**What you should do**
Please report every line from the material that contains the word "true".

**Available data**
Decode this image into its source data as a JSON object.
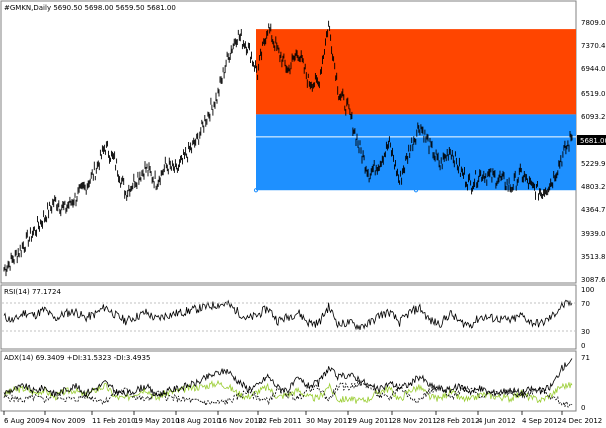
{
  "main_panel": {
    "header": "#GMKN,Daily  5690.50 5698.00 5659.50 5681.00",
    "price_labels": [
      "7809.00",
      "7370.40",
      "6944.00",
      "6519.00",
      "6093.20",
      "5681.00",
      "5229.90",
      "4803.20",
      "4364.70",
      "3939.00",
      "3513.80",
      "3087.60"
    ],
    "current_price": "5681.00"
  },
  "rsi_panel": {
    "header": "RSI(14) 77.1724",
    "levels": [
      "100",
      "70",
      "30",
      "0"
    ]
  },
  "adx_panel": {
    "header": "ADX(14) 69.3409 +DI:31.5323 -DI:3.4935",
    "levels": [
      "71",
      "0"
    ]
  },
  "time_axis": {
    "labels": [
      "6 Aug 2009",
      "4 Nov 2009",
      "11 Feb 2010",
      "19 May 2010",
      "18 Aug 2010",
      "16 Nov 2010",
      "22 Feb 2011",
      "30 May 2011",
      "29 Aug 2011",
      "28 Nov 2011",
      "28 Feb 2012",
      "4 Jun 2012",
      "4 Sep 2012",
      "4 Dec 2012"
    ]
  },
  "colors": {
    "red_zone": "#ff4500",
    "blue_zone": "#1e90ff",
    "candles": "#000000",
    "plus_di": "#9acd32",
    "grid": "#c0c0c0"
  },
  "chart_data": {
    "type": "line",
    "series": [
      {
        "name": "Close",
        "values": [
          3250,
          3450,
          3700,
          3950,
          4200,
          4500,
          4350,
          4550,
          4750,
          5050,
          5500,
          5200,
          4650,
          4900,
          5100,
          4850,
          5150,
          5050,
          5350,
          5600,
          6050,
          6400,
          7100,
          7550,
          7350,
          6850,
          7700,
          7250,
          6900,
          7250,
          6700,
          6650,
          7750,
          6500,
          6150,
          5500,
          5000,
          5200,
          5550,
          4850,
          5450,
          5900,
          5500,
          5150,
          5450,
          5050,
          4800,
          5000,
          4950,
          4900,
          4750,
          5000,
          4750,
          4650,
          4850,
          5300,
          5681
        ]
      }
    ],
    "rsi_values": [
      52,
      45,
      60,
      55,
      65,
      48,
      58,
      62,
      50,
      57,
      70,
      55,
      45,
      52,
      60,
      48,
      55,
      58,
      62,
      66,
      70,
      74,
      75,
      62,
      48,
      55,
      68,
      45,
      52,
      60,
      42,
      40,
      70,
      38,
      42,
      35,
      40,
      55,
      60,
      42,
      60,
      68,
      45,
      40,
      58,
      42,
      38,
      52,
      50,
      48,
      45,
      55,
      42,
      40,
      52,
      72,
      77
    ],
    "adx_values": [
      20,
      25,
      30,
      22,
      28,
      18,
      24,
      30,
      20,
      26,
      35,
      22,
      18,
      24,
      30,
      16,
      22,
      26,
      30,
      34,
      42,
      48,
      52,
      38,
      26,
      30,
      44,
      28,
      24,
      40,
      30,
      34,
      55,
      42,
      46,
      40,
      30,
      24,
      34,
      28,
      32,
      44,
      30,
      26,
      24,
      30,
      22,
      26,
      20,
      22,
      24,
      20,
      26,
      22,
      30,
      55,
      69
    ],
    "plus_di_values": [
      18,
      24,
      26,
      20,
      24,
      14,
      22,
      24,
      16,
      24,
      30,
      14,
      12,
      20,
      26,
      12,
      20,
      22,
      26,
      28,
      30,
      34,
      30,
      20,
      14,
      22,
      28,
      14,
      18,
      24,
      14,
      12,
      30,
      10,
      12,
      8,
      12,
      22,
      26,
      10,
      24,
      28,
      14,
      12,
      22,
      12,
      10,
      18,
      16,
      14,
      12,
      20,
      12,
      10,
      18,
      30,
      31
    ],
    "minus_di_values": [
      14,
      12,
      10,
      14,
      10,
      18,
      12,
      10,
      16,
      12,
      8,
      20,
      24,
      14,
      10,
      20,
      14,
      12,
      10,
      8,
      6,
      6,
      8,
      14,
      22,
      14,
      8,
      24,
      18,
      12,
      26,
      28,
      10,
      30,
      28,
      34,
      30,
      16,
      12,
      30,
      14,
      10,
      24,
      26,
      12,
      24,
      28,
      16,
      18,
      20,
      22,
      14,
      22,
      24,
      14,
      6,
      3
    ],
    "ylim": [
      3087.6,
      7809
    ],
    "zones": {
      "red": [
        6093.2,
        7660
      ],
      "blue": [
        4700,
        6093.2
      ],
      "mid_line": 5681
    }
  }
}
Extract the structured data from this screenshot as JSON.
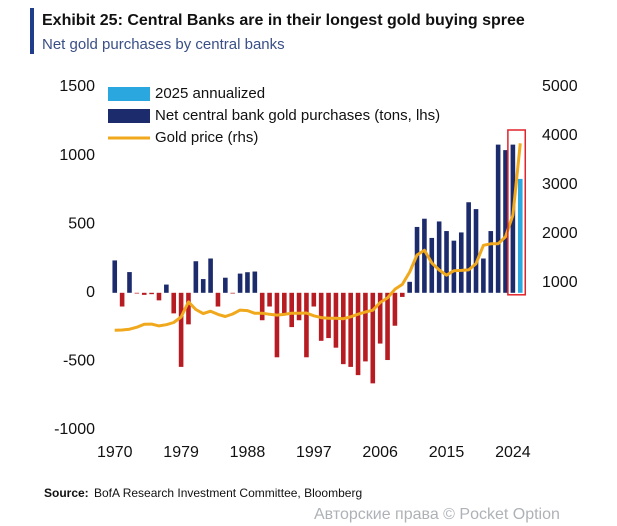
{
  "chart_data": {
    "type": "bar",
    "title": "Exhibit 25: Central Banks are in their longest gold buying spree",
    "subtitle": "Net gold purchases by central banks",
    "source_label": "Source:",
    "source": "BofA Research Investment Committee, Bloomberg",
    "watermark": "Авторские права © Pocket Option",
    "x": [
      1970,
      1971,
      1972,
      1973,
      1974,
      1975,
      1976,
      1977,
      1978,
      1979,
      1980,
      1981,
      1982,
      1983,
      1984,
      1985,
      1986,
      1987,
      1988,
      1989,
      1990,
      1991,
      1992,
      1993,
      1994,
      1995,
      1996,
      1997,
      1998,
      1999,
      2000,
      2001,
      2002,
      2003,
      2004,
      2005,
      2006,
      2007,
      2008,
      2009,
      2010,
      2011,
      2012,
      2013,
      2014,
      2015,
      2016,
      2017,
      2018,
      2019,
      2020,
      2021,
      2022,
      2023,
      2024,
      2025
    ],
    "xlim": [
      1968,
      2027
    ],
    "xticks": [
      1970,
      1979,
      1988,
      1997,
      2006,
      2015,
      2024
    ],
    "ylim": [
      -1000,
      1500
    ],
    "yticks": [
      1500,
      1000,
      500,
      0,
      -500,
      -1000
    ],
    "y2lim": [
      -2000,
      5000
    ],
    "y2ticks": [
      5000,
      4000,
      3000,
      2000,
      1000
    ],
    "grid": false,
    "legend": "top-left",
    "highlight_color": "#e0242b",
    "series": [
      {
        "name": "2025 annualized",
        "type": "bar",
        "color": "#2aa7df",
        "values": [
          null,
          null,
          null,
          null,
          null,
          null,
          null,
          null,
          null,
          null,
          null,
          null,
          null,
          null,
          null,
          null,
          null,
          null,
          null,
          null,
          null,
          null,
          null,
          null,
          null,
          null,
          null,
          null,
          null,
          null,
          null,
          null,
          null,
          null,
          null,
          null,
          null,
          null,
          null,
          null,
          null,
          null,
          null,
          null,
          null,
          null,
          null,
          null,
          null,
          null,
          null,
          null,
          null,
          null,
          null,
          830
        ]
      },
      {
        "name": "Net central bank gold purchases (tons, lhs)",
        "type": "bar",
        "color": "#1c2b6b",
        "negative_color": "#b71c22",
        "values": [
          236,
          -100,
          151,
          -5,
          -15,
          -10,
          -55,
          60,
          -150,
          -540,
          -230,
          230,
          100,
          250,
          -100,
          110,
          -5,
          140,
          150,
          155,
          -200,
          -100,
          -470,
          -150,
          -250,
          -200,
          -470,
          -100,
          -350,
          -330,
          -400,
          -520,
          -540,
          -600,
          -500,
          -660,
          -370,
          -490,
          -240,
          -30,
          80,
          480,
          540,
          400,
          520,
          450,
          380,
          440,
          660,
          610,
          250,
          450,
          1080,
          1040,
          1080,
          null
        ]
      },
      {
        "name": "Gold price (rhs)",
        "type": "line",
        "axis": "y2",
        "color": "#f0a81c",
        "values": [
          36,
          41,
          58,
          97,
          159,
          161,
          125,
          148,
          193,
          306,
          615,
          460,
          375,
          424,
          360,
          317,
          368,
          447,
          437,
          381,
          383,
          362,
          344,
          360,
          384,
          384,
          388,
          331,
          294,
          279,
          279,
          271,
          310,
          363,
          409,
          444,
          603,
          695,
          872,
          972,
          1225,
          1572,
          1669,
          1411,
          1266,
          1160,
          1251,
          1257,
          1268,
          1393,
          1770,
          1799,
          1800,
          1943,
          2386,
          3850
        ]
      }
    ]
  }
}
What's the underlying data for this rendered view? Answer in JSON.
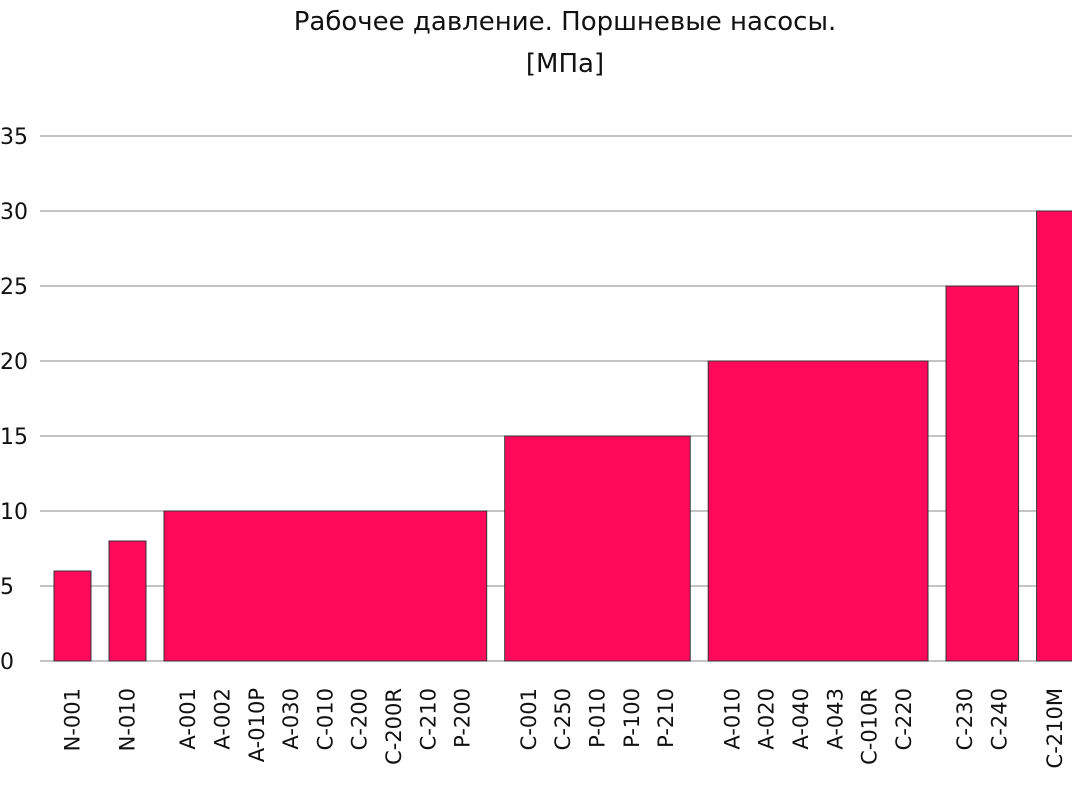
{
  "chart_data": {
    "type": "bar",
    "title": "Рабочее давление. Поршневые насосы.",
    "subtitle": "[МПа]",
    "xlabel": "",
    "ylabel": "",
    "ylim": [
      0,
      35
    ],
    "yticks": [
      0,
      5,
      10,
      15,
      20,
      25,
      30,
      35
    ],
    "grid": true,
    "bar_color": "#FF0A5A",
    "groups": [
      {
        "categories": [
          "N-001"
        ],
        "value": 6
      },
      {
        "categories": [
          "N-010"
        ],
        "value": 8
      },
      {
        "categories": [
          "A-001",
          "A-002",
          "A-010P",
          "A-030",
          "C-010",
          "C-200",
          "C-200R",
          "C-210",
          "P-200"
        ],
        "value": 10
      },
      {
        "categories": [
          "C-001",
          "C-250",
          "P-010",
          "P-100",
          "P-210"
        ],
        "value": 15
      },
      {
        "categories": [
          "A-010",
          "A-020",
          "A-040",
          "A-043",
          "C-010R",
          "C-220"
        ],
        "value": 20
      },
      {
        "categories": [
          "C-230",
          "C-240"
        ],
        "value": 25
      },
      {
        "categories": [
          "C-210M"
        ],
        "value": 30
      }
    ]
  }
}
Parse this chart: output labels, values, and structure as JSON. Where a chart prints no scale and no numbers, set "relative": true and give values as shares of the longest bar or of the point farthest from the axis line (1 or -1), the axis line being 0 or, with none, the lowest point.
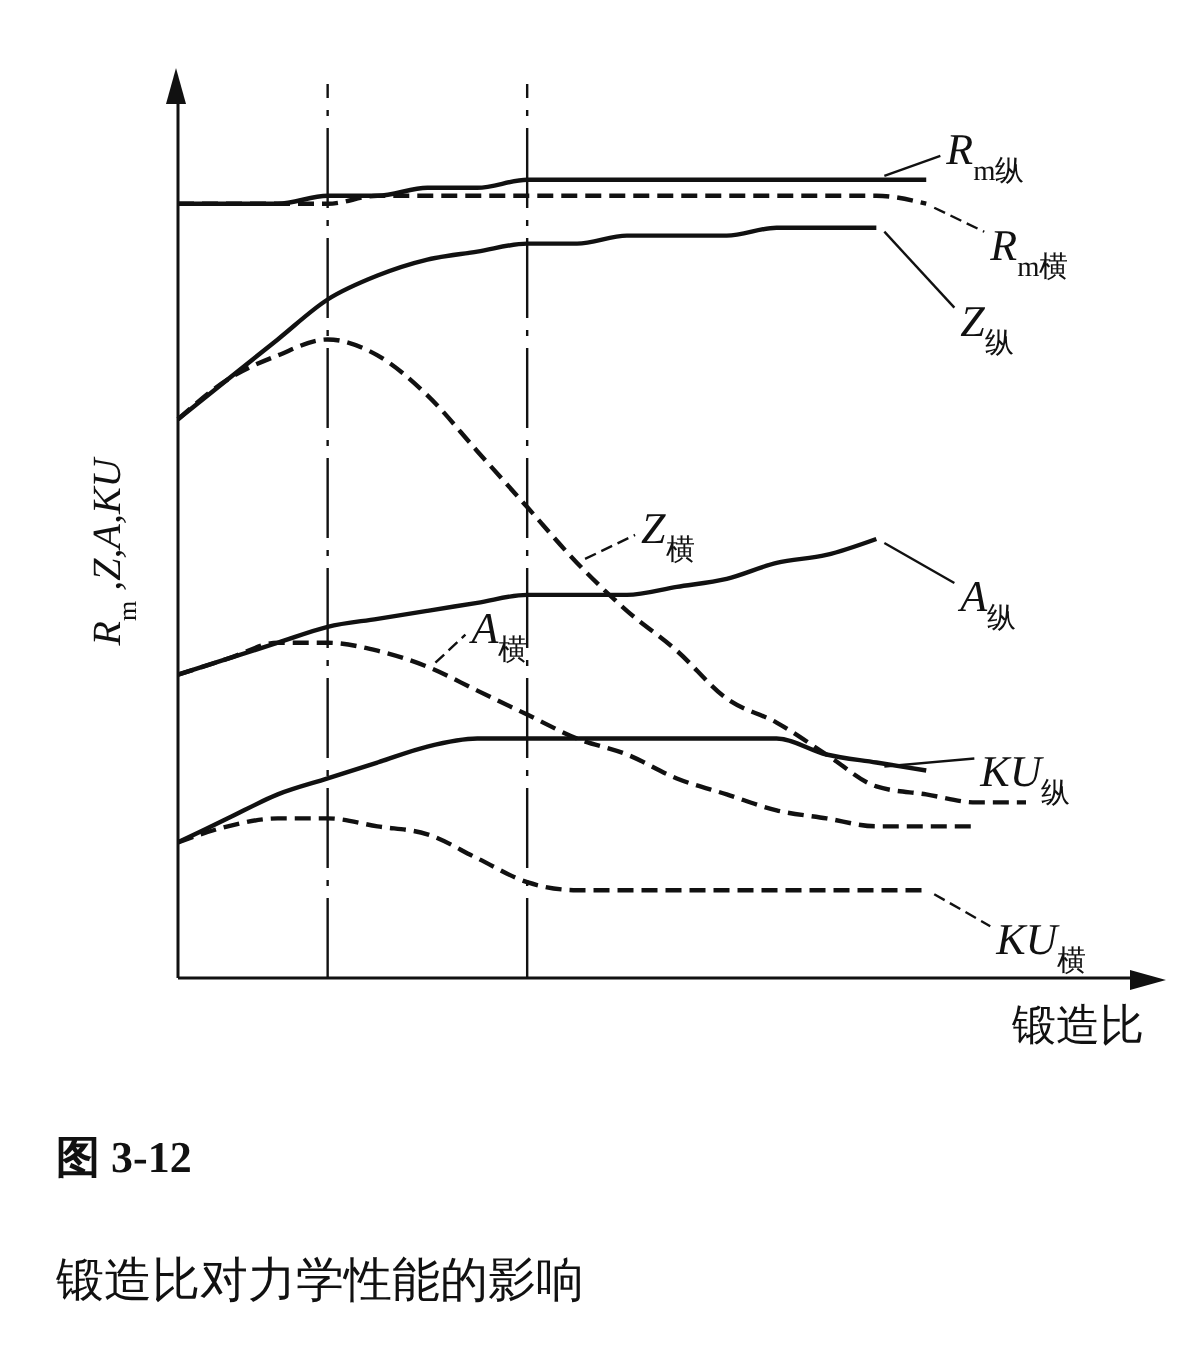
{
  "chart_data": {
    "type": "line",
    "title": "图 3-12",
    "subtitle": "锻造比对力学性能的影响",
    "xlabel": "锻造比",
    "ylabel": "R$_{m}$,Z,A,KU",
    "relative": true,
    "grid": false,
    "marker": "none",
    "legend": "right",
    "categories": [
      null,
      null,
      null,
      null,
      null,
      null,
      null,
      null,
      null,
      null,
      null,
      null,
      null,
      null,
      null,
      null,
      null,
      null
    ],
    "series": [
      {
        "name": "R$_{m纵}$",
        "color": "#111111",
        "line_style": "solid",
        "values": [
          0.97,
          0.97,
          0.97,
          0.98,
          0.98,
          0.99,
          0.99,
          1,
          1,
          1,
          1,
          1,
          1,
          1,
          1,
          1,
          null,
          null
        ]
      },
      {
        "name": "R$_{m横}$",
        "color": "#111111",
        "line_style": "dashed",
        "values": [
          0.97,
          0.97,
          0.97,
          0.97,
          0.98,
          0.98,
          0.98,
          0.98,
          0.98,
          0.98,
          0.98,
          0.98,
          0.98,
          0.98,
          0.98,
          0.97,
          null,
          null
        ]
      },
      {
        "name": "Z$_{纵}$",
        "color": "#111111",
        "line_style": "solid",
        "values": [
          0.7,
          0.75,
          0.8,
          0.85,
          0.88,
          0.9,
          0.91,
          0.92,
          0.92,
          0.93,
          0.93,
          0.93,
          0.94,
          0.94,
          0.94,
          null,
          null,
          null
        ]
      },
      {
        "name": "Z$_{横}$",
        "color": "#111111",
        "line_style": "dashed",
        "values": [
          0.7,
          0.75,
          0.78,
          0.8,
          0.78,
          0.73,
          0.66,
          0.59,
          0.52,
          0.46,
          0.41,
          0.35,
          0.32,
          0.28,
          0.24,
          0.23,
          0.22,
          0.22
        ]
      },
      {
        "name": "A$_{纵}$",
        "color": "#111111",
        "line_style": "solid",
        "values": [
          0.38,
          0.4,
          0.42,
          0.44,
          0.45,
          0.46,
          0.47,
          0.48,
          0.48,
          0.48,
          0.49,
          0.5,
          0.52,
          0.53,
          0.55,
          null,
          null,
          null
        ]
      },
      {
        "name": "A$_{横}$",
        "color": "#111111",
        "line_style": "dashed",
        "values": [
          0.38,
          0.4,
          0.42,
          0.42,
          0.41,
          0.39,
          0.36,
          0.33,
          0.3,
          0.28,
          0.25,
          0.23,
          0.21,
          0.2,
          0.19,
          0.19,
          0.19,
          null
        ]
      },
      {
        "name": "KU$_{纵}$",
        "color": "#111111",
        "line_style": "solid",
        "values": [
          0.17,
          0.2,
          0.23,
          0.25,
          0.27,
          0.29,
          0.3,
          0.3,
          0.3,
          0.3,
          0.3,
          0.3,
          0.3,
          0.28,
          0.27,
          0.26,
          null,
          null
        ]
      },
      {
        "name": "KU$_{横}$",
        "color": "#111111",
        "line_style": "dashed",
        "values": [
          0.17,
          0.19,
          0.2,
          0.2,
          0.19,
          0.18,
          0.15,
          0.12,
          0.11,
          0.11,
          0.11,
          0.11,
          0.11,
          0.11,
          0.11,
          0.11,
          null,
          null
        ]
      }
    ]
  }
}
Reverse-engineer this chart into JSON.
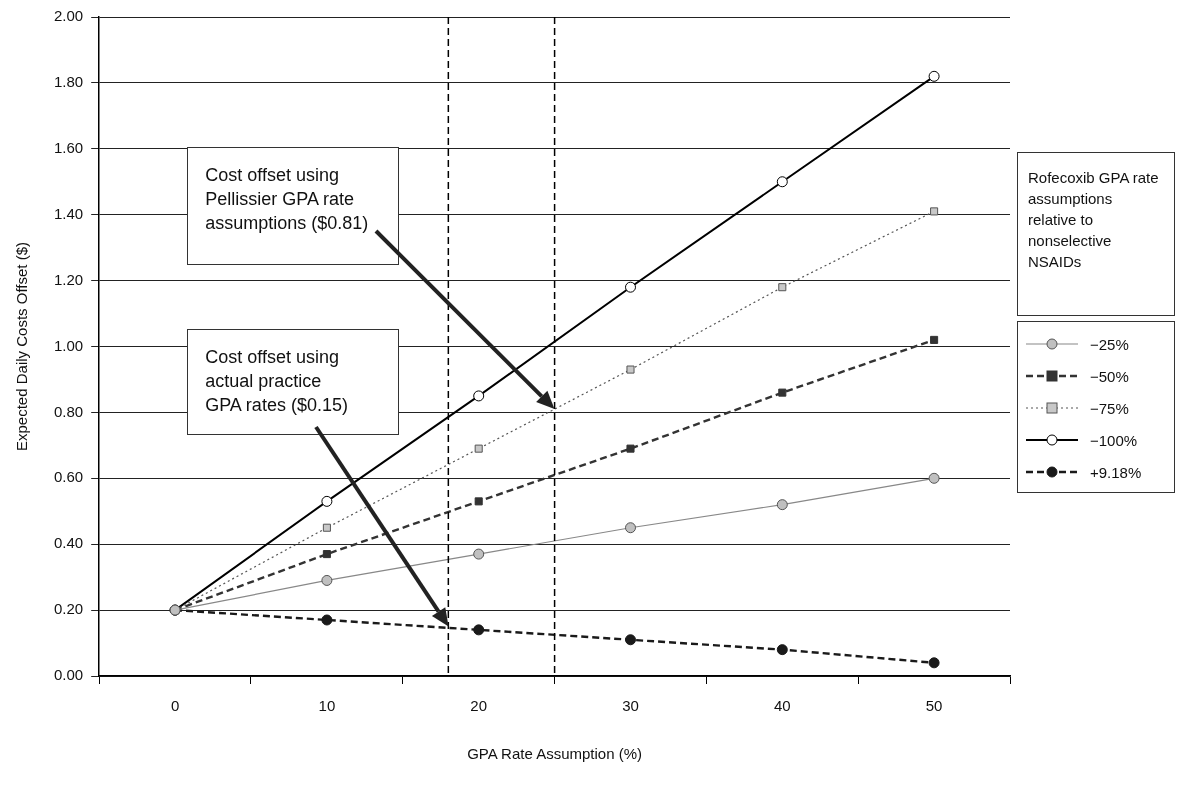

**Reply to the task**
    "grid": true,
Parse this chart: output labels, values, and structure as JSON. Where a chart prints no scale and no numbers, set "relative": true and give values as shares of the longest bar or of the point farthest from the axis line (1 or -1), the axis line being 0 or, with none, the lowest point.
    "relative": true,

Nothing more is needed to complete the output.